Each line of the listing that contains the word "Цена" is to be copied.

* START PROVIDED MATERIAL *

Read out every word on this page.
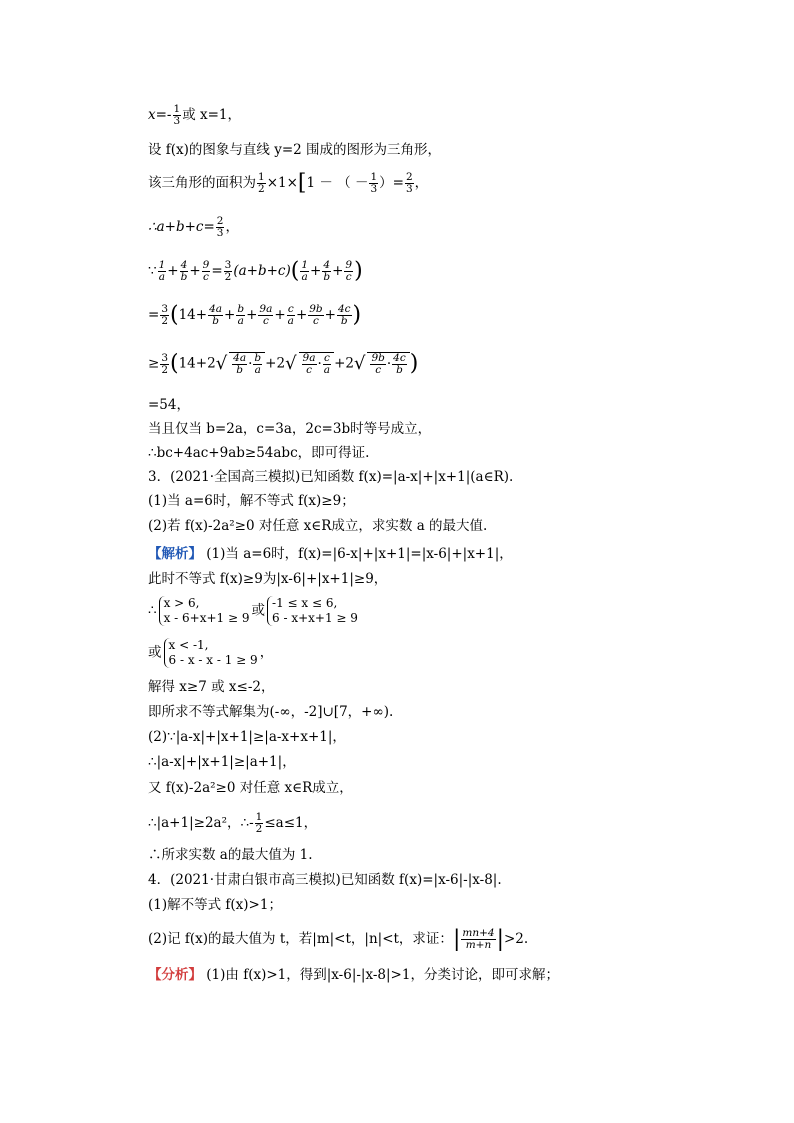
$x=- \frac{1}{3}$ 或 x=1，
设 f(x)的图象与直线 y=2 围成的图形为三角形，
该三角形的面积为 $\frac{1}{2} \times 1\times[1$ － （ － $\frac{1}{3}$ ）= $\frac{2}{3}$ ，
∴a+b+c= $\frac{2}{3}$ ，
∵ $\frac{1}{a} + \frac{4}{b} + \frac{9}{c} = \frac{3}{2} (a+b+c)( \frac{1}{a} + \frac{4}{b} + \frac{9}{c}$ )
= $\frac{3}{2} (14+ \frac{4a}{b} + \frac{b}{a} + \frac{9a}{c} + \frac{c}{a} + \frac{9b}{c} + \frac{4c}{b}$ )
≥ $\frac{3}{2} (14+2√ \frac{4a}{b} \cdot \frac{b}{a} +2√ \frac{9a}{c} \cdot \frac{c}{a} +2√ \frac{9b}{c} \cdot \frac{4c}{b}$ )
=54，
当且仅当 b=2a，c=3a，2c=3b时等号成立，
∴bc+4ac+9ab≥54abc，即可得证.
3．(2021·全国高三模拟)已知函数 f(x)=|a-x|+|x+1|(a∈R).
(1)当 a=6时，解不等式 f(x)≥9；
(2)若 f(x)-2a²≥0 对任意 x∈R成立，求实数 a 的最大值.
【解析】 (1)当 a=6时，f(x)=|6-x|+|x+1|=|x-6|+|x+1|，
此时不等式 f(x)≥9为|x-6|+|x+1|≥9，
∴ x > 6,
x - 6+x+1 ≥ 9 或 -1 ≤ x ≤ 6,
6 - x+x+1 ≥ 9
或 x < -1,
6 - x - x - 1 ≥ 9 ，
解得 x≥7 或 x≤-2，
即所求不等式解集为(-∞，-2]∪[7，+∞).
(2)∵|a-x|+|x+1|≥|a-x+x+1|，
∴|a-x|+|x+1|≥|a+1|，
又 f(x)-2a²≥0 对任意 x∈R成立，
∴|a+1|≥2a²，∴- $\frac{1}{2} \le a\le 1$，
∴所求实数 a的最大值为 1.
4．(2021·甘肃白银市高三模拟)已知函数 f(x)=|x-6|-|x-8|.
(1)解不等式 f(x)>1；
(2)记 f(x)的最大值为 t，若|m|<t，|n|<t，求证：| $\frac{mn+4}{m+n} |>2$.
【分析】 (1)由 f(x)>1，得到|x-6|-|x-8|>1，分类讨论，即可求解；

* END PROVIDED MATERIAL *
* START PROVIDED MATERIAL *

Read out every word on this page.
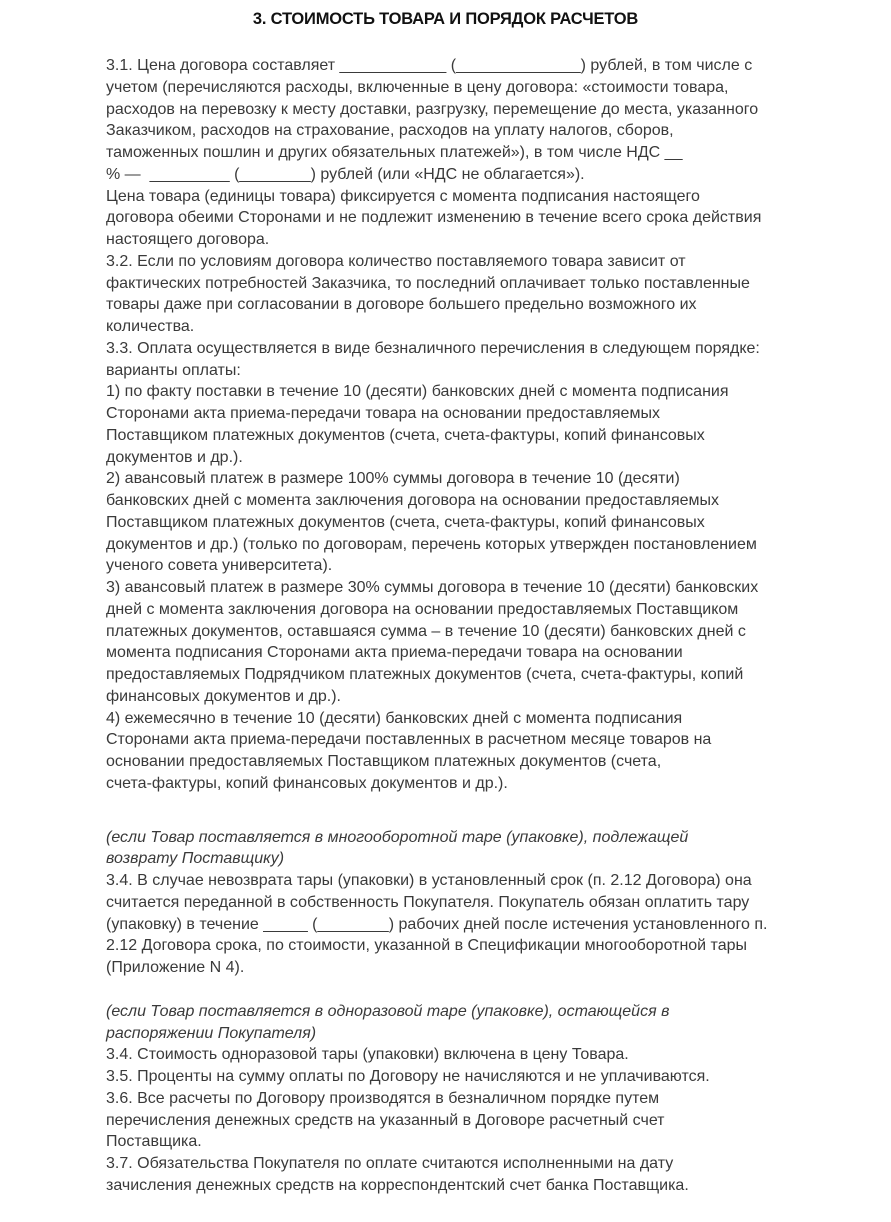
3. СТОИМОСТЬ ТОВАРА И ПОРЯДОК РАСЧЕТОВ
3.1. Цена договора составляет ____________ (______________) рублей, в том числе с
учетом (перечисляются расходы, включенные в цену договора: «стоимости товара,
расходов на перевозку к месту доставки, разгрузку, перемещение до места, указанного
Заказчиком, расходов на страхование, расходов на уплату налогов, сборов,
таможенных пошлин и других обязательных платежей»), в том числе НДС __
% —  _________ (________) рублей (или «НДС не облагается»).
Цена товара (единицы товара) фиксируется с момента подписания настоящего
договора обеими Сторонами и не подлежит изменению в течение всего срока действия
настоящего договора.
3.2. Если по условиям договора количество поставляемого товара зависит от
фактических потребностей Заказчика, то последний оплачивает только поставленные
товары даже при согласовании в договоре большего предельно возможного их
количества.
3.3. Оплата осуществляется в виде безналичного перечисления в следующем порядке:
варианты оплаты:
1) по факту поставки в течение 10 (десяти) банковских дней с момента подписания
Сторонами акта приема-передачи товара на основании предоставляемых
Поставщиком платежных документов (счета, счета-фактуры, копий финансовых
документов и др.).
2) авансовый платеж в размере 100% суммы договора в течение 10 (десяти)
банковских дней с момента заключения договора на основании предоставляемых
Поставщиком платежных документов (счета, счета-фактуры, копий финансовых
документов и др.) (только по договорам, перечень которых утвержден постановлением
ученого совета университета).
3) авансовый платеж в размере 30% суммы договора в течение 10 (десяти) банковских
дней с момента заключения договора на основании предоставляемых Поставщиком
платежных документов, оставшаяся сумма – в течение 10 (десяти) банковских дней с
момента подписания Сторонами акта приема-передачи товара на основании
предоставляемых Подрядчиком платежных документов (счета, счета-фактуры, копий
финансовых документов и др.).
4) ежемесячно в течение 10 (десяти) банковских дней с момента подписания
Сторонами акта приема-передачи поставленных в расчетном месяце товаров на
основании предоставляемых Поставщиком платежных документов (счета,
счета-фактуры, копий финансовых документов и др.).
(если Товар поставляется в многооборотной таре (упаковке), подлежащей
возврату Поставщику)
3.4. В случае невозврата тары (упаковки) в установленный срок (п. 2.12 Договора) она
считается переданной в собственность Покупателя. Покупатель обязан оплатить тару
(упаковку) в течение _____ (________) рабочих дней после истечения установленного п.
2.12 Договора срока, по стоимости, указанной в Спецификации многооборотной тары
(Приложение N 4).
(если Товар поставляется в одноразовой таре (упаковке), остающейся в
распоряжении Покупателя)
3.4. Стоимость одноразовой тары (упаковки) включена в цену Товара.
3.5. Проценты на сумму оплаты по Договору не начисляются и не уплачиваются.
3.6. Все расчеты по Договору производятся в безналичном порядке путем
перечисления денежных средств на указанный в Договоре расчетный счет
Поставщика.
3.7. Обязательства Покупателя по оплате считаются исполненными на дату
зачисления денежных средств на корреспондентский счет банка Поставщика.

* END PROVIDED MATERIAL *
* START PROVIDED MATERIAL *

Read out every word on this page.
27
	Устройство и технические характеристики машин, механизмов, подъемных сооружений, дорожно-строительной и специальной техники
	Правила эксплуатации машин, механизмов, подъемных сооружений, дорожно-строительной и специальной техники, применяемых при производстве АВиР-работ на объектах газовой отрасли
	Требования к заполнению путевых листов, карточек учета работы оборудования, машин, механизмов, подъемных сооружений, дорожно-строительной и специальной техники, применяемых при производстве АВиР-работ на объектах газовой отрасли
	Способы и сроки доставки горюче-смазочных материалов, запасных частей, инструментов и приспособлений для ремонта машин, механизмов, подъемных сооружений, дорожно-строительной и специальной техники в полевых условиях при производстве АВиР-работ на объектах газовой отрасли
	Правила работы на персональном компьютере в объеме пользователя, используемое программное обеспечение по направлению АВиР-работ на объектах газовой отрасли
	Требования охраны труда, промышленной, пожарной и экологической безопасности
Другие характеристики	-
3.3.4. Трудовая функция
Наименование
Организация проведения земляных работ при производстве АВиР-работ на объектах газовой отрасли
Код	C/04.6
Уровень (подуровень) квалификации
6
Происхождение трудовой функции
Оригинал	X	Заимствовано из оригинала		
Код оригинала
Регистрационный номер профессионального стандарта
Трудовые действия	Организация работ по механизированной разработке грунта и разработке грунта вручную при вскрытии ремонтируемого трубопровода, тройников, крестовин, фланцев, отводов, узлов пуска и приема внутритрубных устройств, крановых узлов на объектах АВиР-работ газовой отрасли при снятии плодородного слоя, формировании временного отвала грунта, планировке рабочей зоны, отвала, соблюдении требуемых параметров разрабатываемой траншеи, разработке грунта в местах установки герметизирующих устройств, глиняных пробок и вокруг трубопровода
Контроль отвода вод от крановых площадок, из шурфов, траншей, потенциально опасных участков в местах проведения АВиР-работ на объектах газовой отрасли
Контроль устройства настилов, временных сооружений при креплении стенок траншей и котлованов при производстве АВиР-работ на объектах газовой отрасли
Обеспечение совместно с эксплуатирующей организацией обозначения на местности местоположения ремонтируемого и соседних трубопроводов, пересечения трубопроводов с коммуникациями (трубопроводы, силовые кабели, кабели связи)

* END PROVIDED MATERIAL *

FINISHED EXERCISE:
3.1. Цена договора составляет ____________ (______________) рублей, в том числе с
Цена товара (единицы товара) фиксируется с момента подписания настоящего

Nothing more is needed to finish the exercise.